Skip all pictures, then print the remaining material exactly.

··· Data lines ···

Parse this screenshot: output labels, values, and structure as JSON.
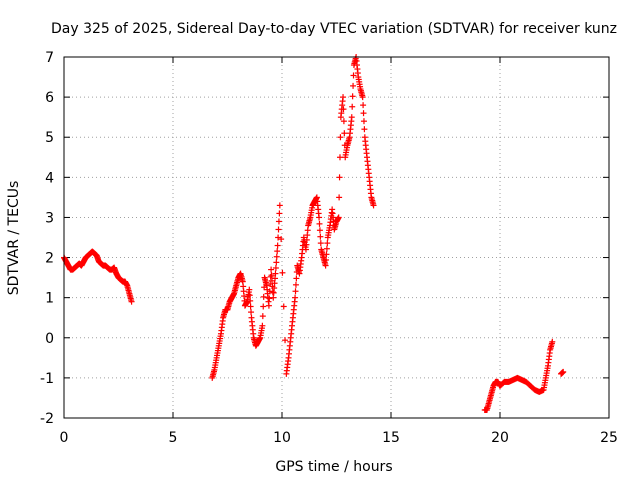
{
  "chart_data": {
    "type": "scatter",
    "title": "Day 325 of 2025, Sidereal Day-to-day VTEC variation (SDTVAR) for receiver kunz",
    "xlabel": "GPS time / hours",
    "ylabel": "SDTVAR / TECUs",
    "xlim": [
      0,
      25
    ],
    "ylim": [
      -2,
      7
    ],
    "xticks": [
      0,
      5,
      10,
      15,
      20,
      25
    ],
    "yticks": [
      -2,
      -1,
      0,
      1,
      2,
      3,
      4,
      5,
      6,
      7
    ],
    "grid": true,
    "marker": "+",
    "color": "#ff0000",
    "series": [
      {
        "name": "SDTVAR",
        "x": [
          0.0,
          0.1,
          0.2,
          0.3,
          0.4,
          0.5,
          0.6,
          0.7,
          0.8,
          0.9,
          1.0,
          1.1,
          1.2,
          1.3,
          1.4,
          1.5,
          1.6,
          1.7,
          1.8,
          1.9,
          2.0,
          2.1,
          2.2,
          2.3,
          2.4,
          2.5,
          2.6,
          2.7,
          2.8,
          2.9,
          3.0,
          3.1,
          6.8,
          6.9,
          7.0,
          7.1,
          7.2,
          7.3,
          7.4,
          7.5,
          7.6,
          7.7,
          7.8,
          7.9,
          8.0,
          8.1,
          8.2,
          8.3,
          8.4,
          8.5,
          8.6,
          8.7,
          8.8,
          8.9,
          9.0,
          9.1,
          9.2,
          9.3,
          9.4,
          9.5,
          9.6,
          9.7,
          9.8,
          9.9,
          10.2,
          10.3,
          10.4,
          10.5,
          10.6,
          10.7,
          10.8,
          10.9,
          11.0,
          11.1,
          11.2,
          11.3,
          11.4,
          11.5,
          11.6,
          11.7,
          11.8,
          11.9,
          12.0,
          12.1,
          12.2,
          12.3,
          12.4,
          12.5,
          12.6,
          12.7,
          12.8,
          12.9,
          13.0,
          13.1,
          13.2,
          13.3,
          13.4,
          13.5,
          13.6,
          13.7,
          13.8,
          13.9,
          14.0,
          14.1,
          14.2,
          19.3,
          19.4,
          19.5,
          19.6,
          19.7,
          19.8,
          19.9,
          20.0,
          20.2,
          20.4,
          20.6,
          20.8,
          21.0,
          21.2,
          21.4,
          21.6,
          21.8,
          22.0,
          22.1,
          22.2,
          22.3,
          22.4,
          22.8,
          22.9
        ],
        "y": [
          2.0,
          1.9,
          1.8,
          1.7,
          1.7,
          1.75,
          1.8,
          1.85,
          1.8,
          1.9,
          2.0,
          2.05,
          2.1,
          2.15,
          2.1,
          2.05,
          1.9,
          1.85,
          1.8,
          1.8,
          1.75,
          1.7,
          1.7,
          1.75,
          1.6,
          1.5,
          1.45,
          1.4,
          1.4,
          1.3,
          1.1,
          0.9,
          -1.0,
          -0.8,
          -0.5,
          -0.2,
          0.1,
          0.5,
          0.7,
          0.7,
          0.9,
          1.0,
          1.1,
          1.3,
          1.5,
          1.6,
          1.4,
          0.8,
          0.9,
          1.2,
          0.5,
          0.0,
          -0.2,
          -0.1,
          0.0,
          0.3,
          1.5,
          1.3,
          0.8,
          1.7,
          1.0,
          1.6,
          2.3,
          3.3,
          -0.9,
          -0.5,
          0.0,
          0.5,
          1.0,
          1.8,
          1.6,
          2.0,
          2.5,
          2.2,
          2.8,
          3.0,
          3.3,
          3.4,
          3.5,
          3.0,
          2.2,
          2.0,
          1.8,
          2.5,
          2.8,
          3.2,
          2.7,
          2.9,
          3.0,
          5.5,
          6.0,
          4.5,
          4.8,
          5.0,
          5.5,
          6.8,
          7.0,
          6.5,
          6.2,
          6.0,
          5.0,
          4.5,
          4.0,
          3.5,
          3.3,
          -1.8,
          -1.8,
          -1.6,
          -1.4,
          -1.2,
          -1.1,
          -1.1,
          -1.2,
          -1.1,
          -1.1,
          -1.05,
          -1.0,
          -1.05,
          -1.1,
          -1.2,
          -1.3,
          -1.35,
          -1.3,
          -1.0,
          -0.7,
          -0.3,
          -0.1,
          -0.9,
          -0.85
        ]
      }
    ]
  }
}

···

### The solution
Parse this screenshot: output labels, values, and structure as JSON.
{
  "chart_data": {
    "type": "scatter",
    "title": "Day 325 of 2025, Sidereal Day-to-day VTEC variation (SDTVAR) for receiver kunz",
    "xlabel": "GPS time / hours",
    "ylabel": "SDTVAR / TECUs",
    "xlim": [
      0,
      25
    ],
    "ylim": [
      -2,
      7
    ],
    "xticks": [
      0,
      5,
      10,
      15,
      20,
      25
    ],
    "yticks": [
      -2,
      -1,
      0,
      1,
      2,
      3,
      4,
      5,
      6,
      7
    ],
    "grid": true,
    "marker": "+",
    "color": "#ff0000",
    "series": [
      {
        "name": "SDTVAR",
        "x": [
          0.0,
          0.1,
          0.2,
          0.3,
          0.4,
          0.5,
          0.6,
          0.7,
          0.8,
          0.9,
          1.0,
          1.1,
          1.2,
          1.3,
          1.4,
          1.5,
          1.6,
          1.7,
          1.8,
          1.9,
          2.0,
          2.1,
          2.2,
          2.3,
          2.4,
          2.5,
          2.6,
          2.7,
          2.8,
          2.9,
          3.0,
          3.1,
          6.8,
          6.9,
          7.0,
          7.1,
          7.2,
          7.3,
          7.4,
          7.5,
          7.6,
          7.7,
          7.8,
          7.9,
          8.0,
          8.1,
          8.2,
          8.3,
          8.4,
          8.5,
          8.6,
          8.7,
          8.8,
          8.9,
          9.0,
          9.1,
          9.2,
          9.3,
          9.4,
          9.5,
          9.6,
          9.7,
          9.8,
          9.9,
          10.2,
          10.3,
          10.4,
          10.5,
          10.6,
          10.7,
          10.8,
          10.9,
          11.0,
          11.1,
          11.2,
          11.3,
          11.4,
          11.5,
          11.6,
          11.7,
          11.8,
          11.9,
          12.0,
          12.1,
          12.2,
          12.3,
          12.4,
          12.5,
          12.6,
          12.7,
          12.8,
          12.9,
          13.0,
          13.1,
          13.2,
          13.3,
          13.4,
          13.5,
          13.6,
          13.7,
          13.8,
          13.9,
          14.0,
          14.1,
          14.2,
          19.3,
          19.4,
          19.5,
          19.6,
          19.7,
          19.8,
          19.9,
          20.0,
          20.2,
          20.4,
          20.6,
          20.8,
          21.0,
          21.2,
          21.4,
          21.6,
          21.8,
          22.0,
          22.1,
          22.2,
          22.3,
          22.4,
          22.8,
          22.9
        ],
        "y": [
          2.0,
          1.9,
          1.8,
          1.7,
          1.7,
          1.75,
          1.8,
          1.85,
          1.8,
          1.9,
          2.0,
          2.05,
          2.1,
          2.15,
          2.1,
          2.05,
          1.9,
          1.85,
          1.8,
          1.8,
          1.75,
          1.7,
          1.7,
          1.75,
          1.6,
          1.5,
          1.45,
          1.4,
          1.4,
          1.3,
          1.1,
          0.9,
          -1.0,
          -0.8,
          -0.5,
          -0.2,
          0.1,
          0.5,
          0.7,
          0.7,
          0.9,
          1.0,
          1.1,
          1.3,
          1.5,
          1.6,
          1.4,
          0.8,
          0.9,
          1.2,
          0.5,
          0.0,
          -0.2,
          -0.1,
          0.0,
          0.3,
          1.5,
          1.3,
          0.8,
          1.7,
          1.0,
          1.6,
          2.3,
          3.3,
          -0.9,
          -0.5,
          0.0,
          0.5,
          1.0,
          1.8,
          1.6,
          2.0,
          2.5,
          2.2,
          2.8,
          3.0,
          3.3,
          3.4,
          3.5,
          3.0,
          2.2,
          2.0,
          1.8,
          2.5,
          2.8,
          3.2,
          2.7,
          2.9,
          3.0,
          5.5,
          6.0,
          4.5,
          4.8,
          5.0,
          5.5,
          6.8,
          7.0,
          6.5,
          6.2,
          6.0,
          5.0,
          4.5,
          4.0,
          3.5,
          3.3,
          -1.8,
          -1.8,
          -1.6,
          -1.4,
          -1.2,
          -1.1,
          -1.1,
          -1.2,
          -1.1,
          -1.1,
          -1.05,
          -1.0,
          -1.05,
          -1.1,
          -1.2,
          -1.3,
          -1.35,
          -1.3,
          -1.0,
          -0.7,
          -0.3,
          -0.1,
          -0.9,
          -0.85
        ]
      }
    ]
  }
}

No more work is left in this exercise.